### WHAT THE EXERCISE ASKS
Will you extract the entries word for word? Images should not appear in the copy.

### SUPPLIED RECORDS
--- START ---
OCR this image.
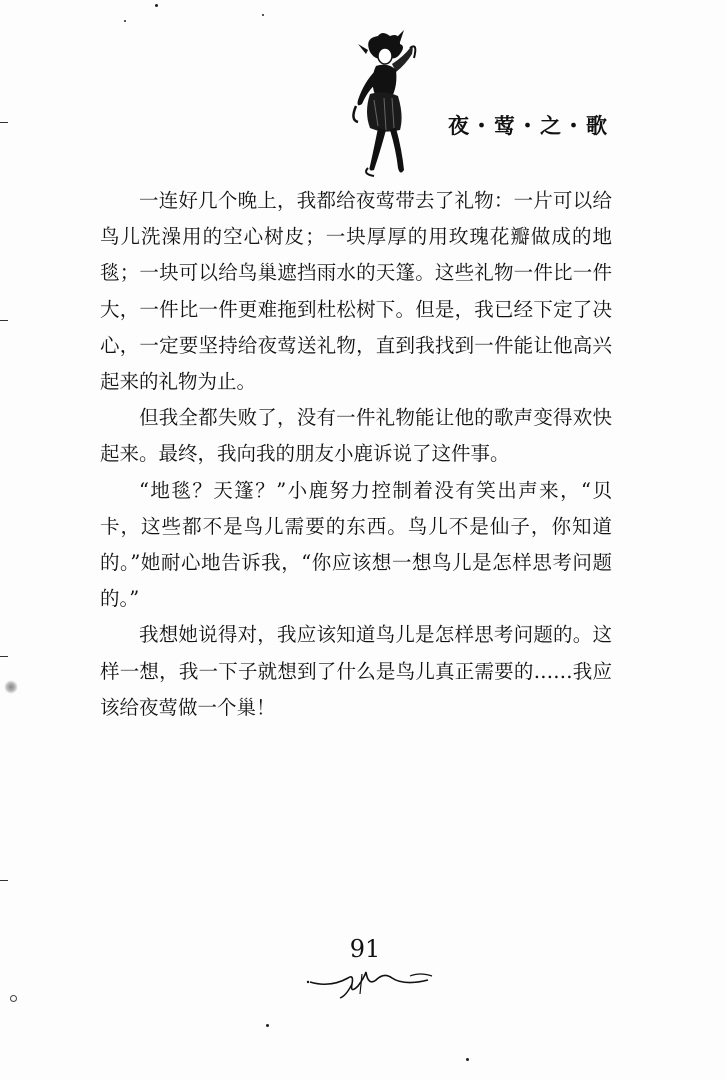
夜・莺・之・歌

一连好几个晚上，我都给夜莺带去了礼物：一片可以给鸟儿洗澡用的空心树皮；一块厚厚的用玫瑰花瓣做成的地毯；一块可以给鸟巢遮挡雨水的天篷。这些礼物一件比一件大，一件比一件更难拖到杜松树下。但是，我已经下定了决心，一定要坚持给夜莺送礼物，直到我找到一件能让他高兴起来的礼物为止。

但我全都失败了，没有一件礼物能让他的歌声变得欢快起来。最终，我向我的朋友小鹿诉说了这件事。

“地毯？天篷？”小鹿努力控制着没有笑出声来，“贝卡，这些都不是鸟儿需要的东西。鸟儿不是仙子，你知道的。”她耐心地告诉我，“你应该想一想鸟儿是怎样思考问题的。”

我想她说得对，我应该知道鸟儿是怎样思考问题的。这样一想，我一下子就想到了什么是鸟儿真正需要的……我应该给夜莺做一个巢！

91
--- END ---
### TASK ANSWER
OCR this image.
夜・莺・之・歌

一连好几个晚上，我都给夜莺带去了礼物：一片可以给鸟儿洗澡用的空心树皮；一块厚厚的用玫瑰花瓣做成的地毯；一块可以给鸟巢遮挡雨水的天篷。这些礼物一件比一件大，一件比一件更难拖到杜松树下。但是，我已经下定了决心，一定要坚持给夜莺送礼物，直到我找到一件能让他高兴起来的礼物为止。

但我全都失败了，没有一件礼物能让他的歌声变得欢快起来。最终，我向我的朋友小鹿诉说了这件事。

“地毯？天篷？”小鹿努力控制着没有笑出声来，“贝卡，这些都不是鸟儿需要的东西。鸟儿不是仙子，你知道的。”她耐心地告诉我，“你应该想一想鸟儿是怎样思考问题的。”

我想她说得对，我应该知道鸟儿是怎样思考问题的。这样一想，我一下子就想到了什么是鸟儿真正需要的……我应该给夜莺做一个巢！

91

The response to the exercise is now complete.